Reproduce the lines of the material exactly, excluding every image.

═══ Records provided ═══

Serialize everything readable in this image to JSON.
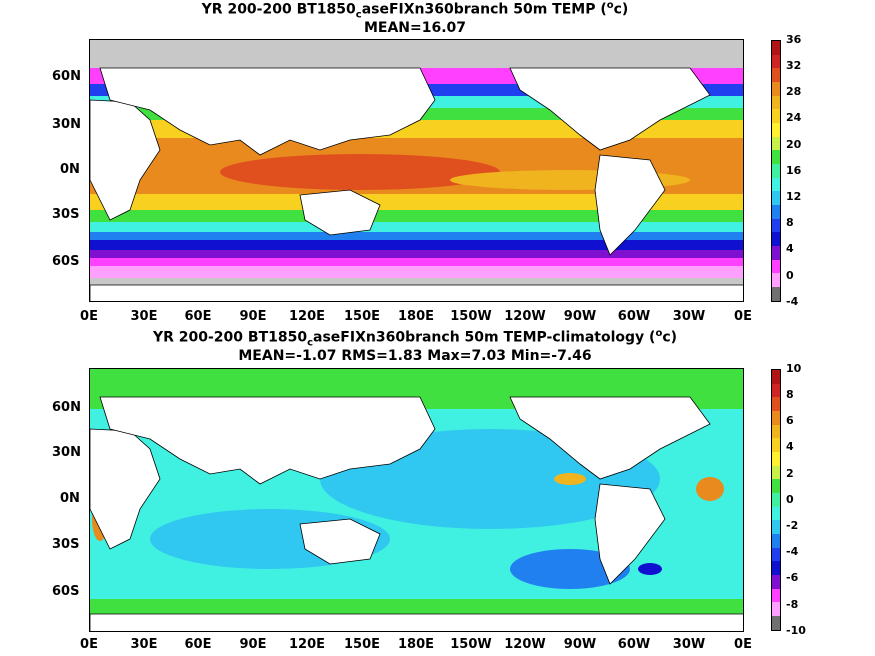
{
  "panel1": {
    "title_pre": "YR 200-200 BT1850",
    "title_sub": "c",
    "title_mid": "aseFIXn360branch 50m TEMP (",
    "title_sup": "o",
    "title_end": "c)",
    "subtitle": "MEAN=16.07",
    "lat_labels": [
      "60N",
      "30N",
      "0N",
      "30S",
      "60S"
    ],
    "lon_labels": [
      "0E",
      "30E",
      "60E",
      "90E",
      "120E",
      "150E",
      "180E",
      "150W",
      "120W",
      "90W",
      "60W",
      "30W",
      "0E"
    ],
    "colorbar_labels": [
      "36",
      "32",
      "28",
      "24",
      "20",
      "16",
      "12",
      "8",
      "4",
      "0",
      "-4"
    ],
    "colorbar_colors": [
      "#b01414",
      "#d02424",
      "#e0501e",
      "#e98a1e",
      "#f0b41e",
      "#f7d020",
      "#fff030",
      "#c8f048",
      "#40e040",
      "#40f0a0",
      "#40f0e0",
      "#30c8f0",
      "#2080f0",
      "#2040f0",
      "#1010d0",
      "#8010d0",
      "#ff40ff",
      "#ffa0ff",
      "#707070"
    ]
  },
  "panel2": {
    "title_pre": "YR 200-200 BT1850",
    "title_sub": "c",
    "title_mid": "aseFIXn360branch 50m TEMP-climatology (",
    "title_sup": "o",
    "title_end": "c)",
    "subtitle": "MEAN=-1.07   RMS=1.83   Max=7.03   Min=-7.46",
    "lat_labels": [
      "60N",
      "30N",
      "0N",
      "30S",
      "60S"
    ],
    "lon_labels": [
      "0E",
      "30E",
      "60E",
      "90E",
      "120E",
      "150E",
      "180E",
      "150W",
      "120W",
      "90W",
      "60W",
      "30W",
      "0E"
    ],
    "colorbar_labels": [
      "10",
      "8",
      "6",
      "4",
      "2",
      "0",
      "-2",
      "-4",
      "-6",
      "-8",
      "-10"
    ],
    "colorbar_colors": [
      "#b01414",
      "#d02424",
      "#e0501e",
      "#e98a1e",
      "#f0b41e",
      "#f7d020",
      "#fff030",
      "#c8f048",
      "#40e040",
      "#40f0a0",
      "#40f0e0",
      "#30c8f0",
      "#2080f0",
      "#2040f0",
      "#1010d0",
      "#8010d0",
      "#ff40ff",
      "#ffa0ff",
      "#707070"
    ]
  },
  "colors": {
    "land": "#ffffff",
    "sea_ice": "#c8c8c8",
    "coast": "#000000"
  }
}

═══

Full output:
Serialize everything readable in this image to JSON.
{
  "panel1": {
    "title_pre": "YR 200-200 BT1850",
    "title_sub": "c",
    "title_mid": "aseFIXn360branch 50m TEMP (",
    "title_sup": "o",
    "title_end": "c)",
    "subtitle": "MEAN=16.07",
    "lat_labels": [
      "60N",
      "30N",
      "0N",
      "30S",
      "60S"
    ],
    "lon_labels": [
      "0E",
      "30E",
      "60E",
      "90E",
      "120E",
      "150E",
      "180E",
      "150W",
      "120W",
      "90W",
      "60W",
      "30W",
      "0E"
    ],
    "colorbar_labels": [
      "36",
      "32",
      "28",
      "24",
      "20",
      "16",
      "12",
      "8",
      "4",
      "0",
      "-4"
    ],
    "colorbar_colors": [
      "#b01414",
      "#d02424",
      "#e0501e",
      "#e98a1e",
      "#f0b41e",
      "#f7d020",
      "#fff030",
      "#c8f048",
      "#40e040",
      "#40f0a0",
      "#40f0e0",
      "#30c8f0",
      "#2080f0",
      "#2040f0",
      "#1010d0",
      "#8010d0",
      "#ff40ff",
      "#ffa0ff",
      "#707070"
    ]
  },
  "panel2": {
    "title_pre": "YR 200-200 BT1850",
    "title_sub": "c",
    "title_mid": "aseFIXn360branch 50m TEMP-climatology (",
    "title_sup": "o",
    "title_end": "c)",
    "subtitle": "MEAN=-1.07   RMS=1.83   Max=7.03   Min=-7.46",
    "lat_labels": [
      "60N",
      "30N",
      "0N",
      "30S",
      "60S"
    ],
    "lon_labels": [
      "0E",
      "30E",
      "60E",
      "90E",
      "120E",
      "150E",
      "180E",
      "150W",
      "120W",
      "90W",
      "60W",
      "30W",
      "0E"
    ],
    "colorbar_labels": [
      "10",
      "8",
      "6",
      "4",
      "2",
      "0",
      "-2",
      "-4",
      "-6",
      "-8",
      "-10"
    ],
    "colorbar_colors": [
      "#b01414",
      "#d02424",
      "#e0501e",
      "#e98a1e",
      "#f0b41e",
      "#f7d020",
      "#fff030",
      "#c8f048",
      "#40e040",
      "#40f0a0",
      "#40f0e0",
      "#30c8f0",
      "#2080f0",
      "#2040f0",
      "#1010d0",
      "#8010d0",
      "#ff40ff",
      "#ffa0ff",
      "#707070"
    ]
  },
  "colors": {
    "land": "#ffffff",
    "sea_ice": "#c8c8c8",
    "coast": "#000000"
  }
}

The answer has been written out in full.